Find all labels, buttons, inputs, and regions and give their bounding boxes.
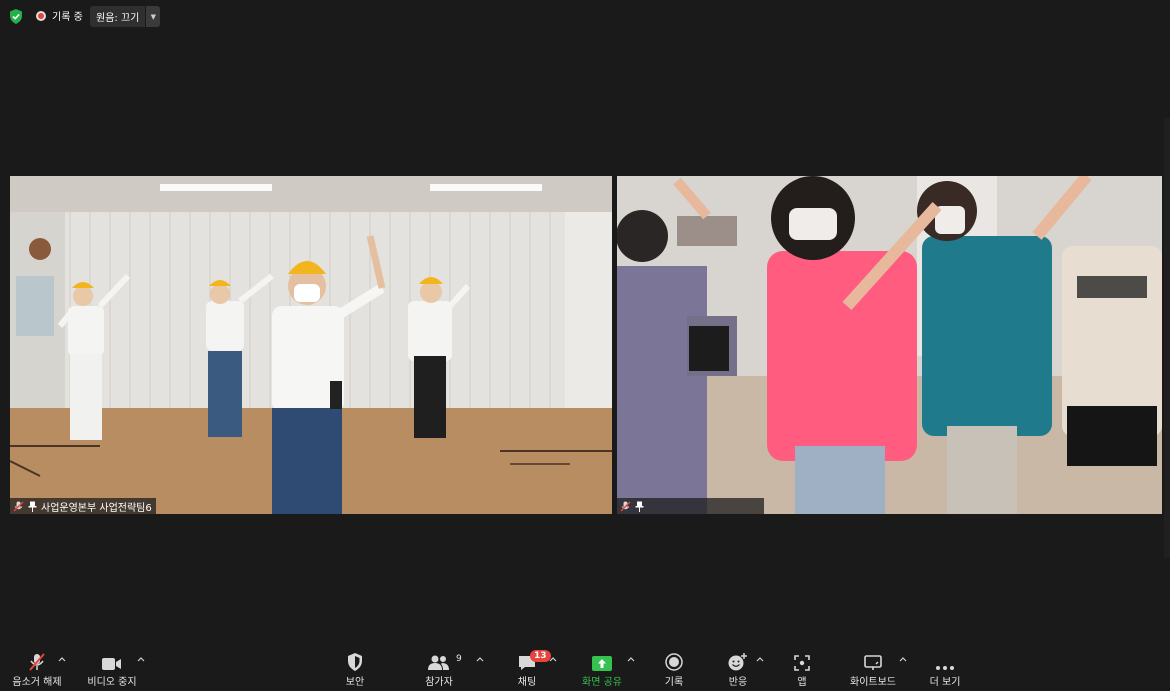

...

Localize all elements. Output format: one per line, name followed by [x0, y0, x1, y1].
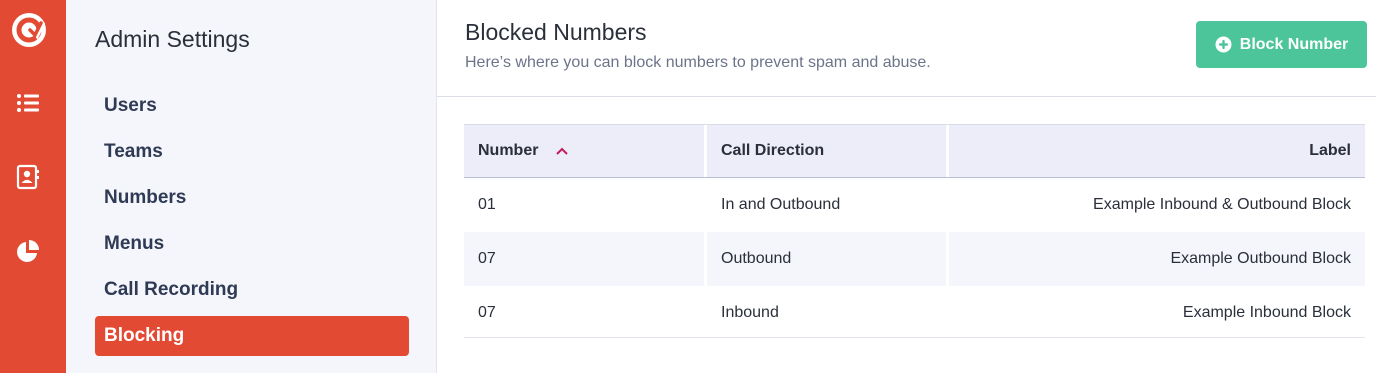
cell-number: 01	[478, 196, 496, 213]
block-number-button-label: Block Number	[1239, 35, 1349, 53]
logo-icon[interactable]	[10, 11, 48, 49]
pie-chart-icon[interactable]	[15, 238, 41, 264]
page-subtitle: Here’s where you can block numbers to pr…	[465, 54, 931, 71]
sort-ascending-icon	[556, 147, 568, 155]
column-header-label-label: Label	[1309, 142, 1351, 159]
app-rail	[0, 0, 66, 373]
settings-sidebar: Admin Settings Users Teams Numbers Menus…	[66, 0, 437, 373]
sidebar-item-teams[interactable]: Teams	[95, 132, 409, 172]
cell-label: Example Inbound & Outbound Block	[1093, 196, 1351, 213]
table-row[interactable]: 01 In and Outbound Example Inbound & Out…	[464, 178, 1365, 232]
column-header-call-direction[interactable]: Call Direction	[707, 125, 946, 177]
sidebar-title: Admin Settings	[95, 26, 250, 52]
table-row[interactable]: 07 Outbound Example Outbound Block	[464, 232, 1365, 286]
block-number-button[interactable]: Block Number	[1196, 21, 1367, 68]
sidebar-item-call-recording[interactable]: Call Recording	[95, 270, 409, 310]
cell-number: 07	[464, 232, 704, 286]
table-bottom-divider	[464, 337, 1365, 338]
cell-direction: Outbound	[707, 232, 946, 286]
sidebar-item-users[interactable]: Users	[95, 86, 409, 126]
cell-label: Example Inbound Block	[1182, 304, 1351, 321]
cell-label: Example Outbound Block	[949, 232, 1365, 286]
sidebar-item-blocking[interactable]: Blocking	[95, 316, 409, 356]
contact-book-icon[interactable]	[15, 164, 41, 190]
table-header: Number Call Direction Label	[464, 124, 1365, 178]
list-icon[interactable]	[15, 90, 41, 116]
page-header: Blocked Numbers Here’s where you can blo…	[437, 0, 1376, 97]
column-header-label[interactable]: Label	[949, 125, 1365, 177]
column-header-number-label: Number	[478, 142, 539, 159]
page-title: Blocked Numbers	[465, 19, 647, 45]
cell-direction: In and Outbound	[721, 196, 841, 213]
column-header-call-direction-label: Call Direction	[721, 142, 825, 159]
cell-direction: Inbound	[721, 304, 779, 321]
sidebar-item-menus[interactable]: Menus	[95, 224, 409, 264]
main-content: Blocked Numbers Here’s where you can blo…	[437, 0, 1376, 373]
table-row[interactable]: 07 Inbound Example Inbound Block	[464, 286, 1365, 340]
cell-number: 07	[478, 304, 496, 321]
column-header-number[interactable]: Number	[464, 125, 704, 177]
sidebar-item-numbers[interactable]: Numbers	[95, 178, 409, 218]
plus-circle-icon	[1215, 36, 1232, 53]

...

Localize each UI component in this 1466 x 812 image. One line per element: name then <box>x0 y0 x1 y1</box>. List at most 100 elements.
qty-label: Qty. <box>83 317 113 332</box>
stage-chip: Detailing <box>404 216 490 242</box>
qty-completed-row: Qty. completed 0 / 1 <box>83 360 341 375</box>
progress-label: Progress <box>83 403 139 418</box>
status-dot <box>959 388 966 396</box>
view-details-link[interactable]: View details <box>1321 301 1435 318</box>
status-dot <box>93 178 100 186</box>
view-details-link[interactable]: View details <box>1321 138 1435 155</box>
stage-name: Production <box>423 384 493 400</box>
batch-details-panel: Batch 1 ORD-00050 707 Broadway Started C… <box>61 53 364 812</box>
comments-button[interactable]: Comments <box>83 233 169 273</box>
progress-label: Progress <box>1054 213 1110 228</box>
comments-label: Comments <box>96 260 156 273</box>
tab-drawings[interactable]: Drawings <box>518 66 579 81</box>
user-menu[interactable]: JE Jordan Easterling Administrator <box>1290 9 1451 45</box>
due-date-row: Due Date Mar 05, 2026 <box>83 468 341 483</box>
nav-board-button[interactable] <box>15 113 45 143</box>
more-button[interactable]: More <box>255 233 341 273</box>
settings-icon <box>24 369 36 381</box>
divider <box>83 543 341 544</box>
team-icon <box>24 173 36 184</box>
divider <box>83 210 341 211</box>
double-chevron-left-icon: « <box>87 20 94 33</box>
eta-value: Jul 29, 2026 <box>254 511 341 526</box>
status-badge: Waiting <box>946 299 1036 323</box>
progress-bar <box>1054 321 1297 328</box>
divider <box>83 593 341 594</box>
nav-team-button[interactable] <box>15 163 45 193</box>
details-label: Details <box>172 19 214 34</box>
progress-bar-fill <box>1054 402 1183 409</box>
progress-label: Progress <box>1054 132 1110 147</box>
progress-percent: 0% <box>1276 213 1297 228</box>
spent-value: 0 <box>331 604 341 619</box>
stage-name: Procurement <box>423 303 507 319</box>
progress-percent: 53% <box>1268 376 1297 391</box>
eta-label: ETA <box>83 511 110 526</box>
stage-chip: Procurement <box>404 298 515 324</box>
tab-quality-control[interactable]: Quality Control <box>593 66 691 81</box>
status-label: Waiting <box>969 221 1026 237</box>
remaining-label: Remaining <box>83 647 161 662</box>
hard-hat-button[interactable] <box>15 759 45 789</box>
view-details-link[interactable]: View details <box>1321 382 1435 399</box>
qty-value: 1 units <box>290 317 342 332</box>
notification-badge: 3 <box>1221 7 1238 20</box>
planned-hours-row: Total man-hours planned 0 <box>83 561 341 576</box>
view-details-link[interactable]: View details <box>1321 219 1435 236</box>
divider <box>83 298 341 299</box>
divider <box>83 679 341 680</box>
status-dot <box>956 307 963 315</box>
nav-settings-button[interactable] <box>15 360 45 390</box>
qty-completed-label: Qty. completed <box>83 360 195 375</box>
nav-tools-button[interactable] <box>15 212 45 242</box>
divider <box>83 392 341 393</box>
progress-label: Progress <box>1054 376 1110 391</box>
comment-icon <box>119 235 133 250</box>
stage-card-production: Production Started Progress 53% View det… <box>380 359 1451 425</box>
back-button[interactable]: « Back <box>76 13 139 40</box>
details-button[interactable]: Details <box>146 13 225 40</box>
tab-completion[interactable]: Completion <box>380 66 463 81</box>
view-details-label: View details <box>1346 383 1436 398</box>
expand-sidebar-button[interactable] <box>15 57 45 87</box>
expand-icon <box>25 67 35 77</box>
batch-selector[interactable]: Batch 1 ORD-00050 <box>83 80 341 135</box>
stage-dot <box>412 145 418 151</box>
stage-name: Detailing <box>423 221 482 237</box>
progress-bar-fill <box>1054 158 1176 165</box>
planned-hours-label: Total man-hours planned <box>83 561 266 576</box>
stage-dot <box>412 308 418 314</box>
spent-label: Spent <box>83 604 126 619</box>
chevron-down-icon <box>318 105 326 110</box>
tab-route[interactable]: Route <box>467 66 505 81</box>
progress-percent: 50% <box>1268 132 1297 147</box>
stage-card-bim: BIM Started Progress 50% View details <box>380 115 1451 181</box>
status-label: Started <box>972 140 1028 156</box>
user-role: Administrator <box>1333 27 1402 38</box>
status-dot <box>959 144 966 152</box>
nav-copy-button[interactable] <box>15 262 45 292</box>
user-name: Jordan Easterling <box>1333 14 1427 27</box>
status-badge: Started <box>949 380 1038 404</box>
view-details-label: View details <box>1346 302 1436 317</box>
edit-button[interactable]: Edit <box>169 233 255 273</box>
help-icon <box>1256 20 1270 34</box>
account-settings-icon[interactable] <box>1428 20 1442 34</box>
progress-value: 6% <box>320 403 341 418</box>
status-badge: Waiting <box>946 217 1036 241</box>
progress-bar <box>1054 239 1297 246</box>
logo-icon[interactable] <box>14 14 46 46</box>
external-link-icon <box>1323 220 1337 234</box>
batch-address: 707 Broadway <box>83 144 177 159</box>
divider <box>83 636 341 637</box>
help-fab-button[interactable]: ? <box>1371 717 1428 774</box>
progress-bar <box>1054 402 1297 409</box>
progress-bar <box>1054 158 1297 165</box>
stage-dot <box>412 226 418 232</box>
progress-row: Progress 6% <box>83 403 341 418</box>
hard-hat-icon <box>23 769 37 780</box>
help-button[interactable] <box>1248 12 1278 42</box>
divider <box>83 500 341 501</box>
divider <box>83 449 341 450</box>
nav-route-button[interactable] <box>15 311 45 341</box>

* Work to do
Copy the lines of the records verbatim, from the line containing "Localize all elements." through the line containing "11, 48, 49]", with both of those lines included. Leave out any picture.

* Reply
Localize all elements. Output format: one per line, name followed by [x0, y0, x1, y1].
cell-number: 01	[478, 196, 496, 213]
block-number-button-label: Block Number	[1239, 35, 1349, 53]
logo-icon[interactable]	[10, 11, 48, 49]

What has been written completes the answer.